Aim of the exercise: Provide nothing beyond the count of lines that include the string "title".

Raw records:
START
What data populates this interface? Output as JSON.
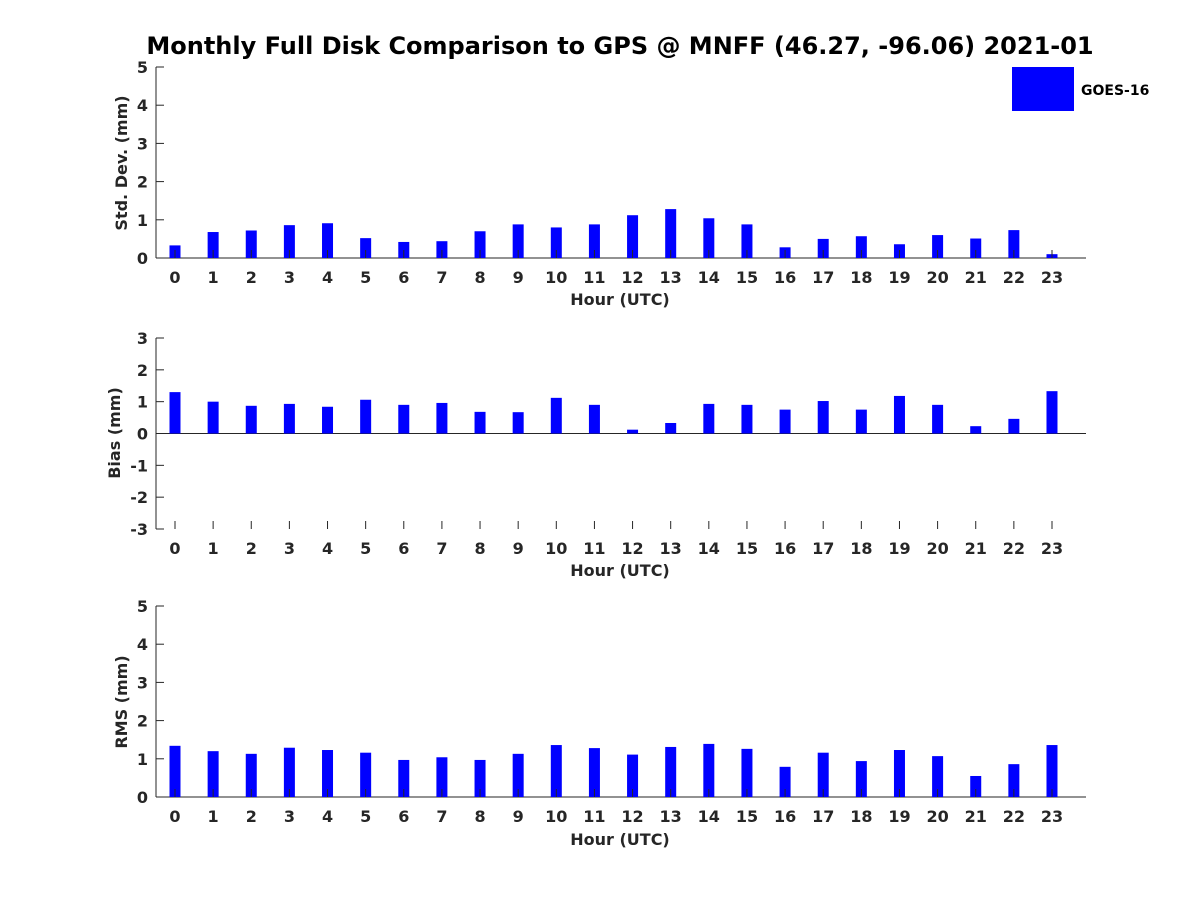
{
  "chart_data": {
    "title": "Monthly Full Disk Comparison to GPS @ MNFF (46.27, -96.06) 2021-01",
    "legend": {
      "label": "GOES-16",
      "color": "#0000ff",
      "placement": "top-right"
    },
    "panels": [
      {
        "type": "bar",
        "name": "std-dev",
        "ylabel": "Std. Dev. (mm)",
        "xlabel": "Hour (UTC)",
        "ylim": [
          0,
          5
        ],
        "yticks": [
          "0",
          "1",
          "2",
          "3",
          "4",
          "5"
        ],
        "categories": [
          "0",
          "1",
          "2",
          "3",
          "4",
          "5",
          "6",
          "7",
          "8",
          "9",
          "10",
          "11",
          "12",
          "13",
          "14",
          "15",
          "16",
          "17",
          "18",
          "19",
          "20",
          "21",
          "22",
          "23"
        ],
        "values": [
          0.33,
          0.68,
          0.72,
          0.86,
          0.91,
          0.52,
          0.42,
          0.44,
          0.7,
          0.88,
          0.8,
          0.88,
          1.12,
          1.28,
          1.04,
          0.88,
          0.28,
          0.5,
          0.57,
          0.36,
          0.6,
          0.51,
          0.73,
          0.1
        ]
      },
      {
        "type": "bar",
        "name": "bias",
        "ylabel": "Bias (mm)",
        "xlabel": "Hour (UTC)",
        "ylim": [
          -3,
          3
        ],
        "yticks": [
          "-3",
          "-2",
          "-1",
          "0",
          "1",
          "2",
          "3"
        ],
        "categories": [
          "0",
          "1",
          "2",
          "3",
          "4",
          "5",
          "6",
          "7",
          "8",
          "9",
          "10",
          "11",
          "12",
          "13",
          "14",
          "15",
          "16",
          "17",
          "18",
          "19",
          "20",
          "21",
          "22",
          "23"
        ],
        "values": [
          1.3,
          1.0,
          0.87,
          0.93,
          0.84,
          1.06,
          0.9,
          0.96,
          0.68,
          0.67,
          1.12,
          0.9,
          0.12,
          0.33,
          0.93,
          0.9,
          0.75,
          1.02,
          0.75,
          1.18,
          0.9,
          0.23,
          0.46,
          1.33
        ]
      },
      {
        "type": "bar",
        "name": "rms",
        "ylabel": "RMS (mm)",
        "xlabel": "Hour (UTC)",
        "ylim": [
          0,
          5
        ],
        "yticks": [
          "0",
          "1",
          "2",
          "3",
          "4",
          "5"
        ],
        "categories": [
          "0",
          "1",
          "2",
          "3",
          "4",
          "5",
          "6",
          "7",
          "8",
          "9",
          "10",
          "11",
          "12",
          "13",
          "14",
          "15",
          "16",
          "17",
          "18",
          "19",
          "20",
          "21",
          "22",
          "23"
        ],
        "values": [
          1.34,
          1.2,
          1.13,
          1.29,
          1.23,
          1.16,
          0.97,
          1.04,
          0.97,
          1.13,
          1.36,
          1.28,
          1.11,
          1.31,
          1.39,
          1.26,
          0.79,
          1.16,
          0.94,
          1.23,
          1.07,
          0.55,
          0.86,
          1.36
        ]
      }
    ]
  }
}
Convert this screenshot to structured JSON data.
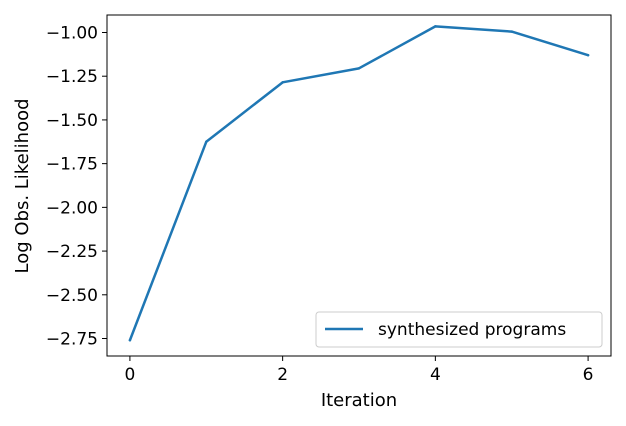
{
  "chart_data": {
    "type": "line",
    "title": "",
    "xlabel": "Iteration",
    "ylabel": "Log Obs. Likelihood",
    "xlim": [
      -0.3,
      6.3
    ],
    "ylim": [
      -2.85,
      -0.9
    ],
    "x_ticks": [
      0,
      2,
      4,
      6
    ],
    "x_tick_labels": [
      "0",
      "2",
      "4",
      "6"
    ],
    "y_ticks": [
      -2.75,
      -2.5,
      -2.25,
      -2.0,
      -1.75,
      -1.5,
      -1.25,
      -1.0
    ],
    "y_tick_labels": [
      "−2.75",
      "−2.50",
      "−2.25",
      "−2.00",
      "−1.75",
      "−1.50",
      "−1.25",
      "−1.00"
    ],
    "grid": false,
    "legend_position": "lower-right",
    "series": [
      {
        "name": "synthesized programs",
        "color": "#1f77b4",
        "x": [
          0,
          1,
          2,
          3,
          4,
          5,
          6
        ],
        "values": [
          -2.76,
          -1.625,
          -1.285,
          -1.205,
          -0.965,
          -0.995,
          -1.13
        ]
      }
    ]
  }
}
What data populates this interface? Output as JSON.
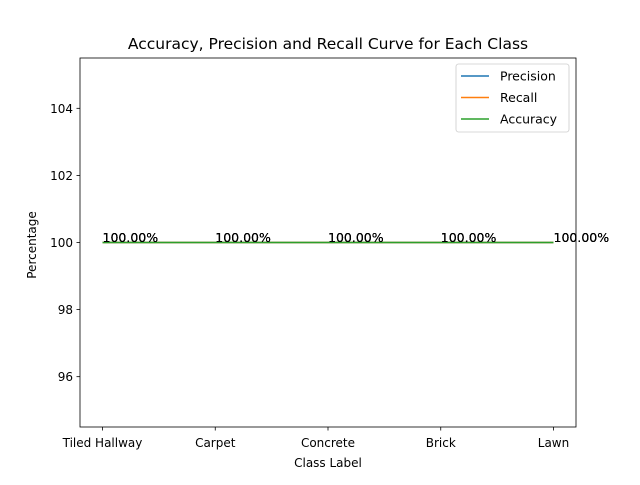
END
Exercise output: 2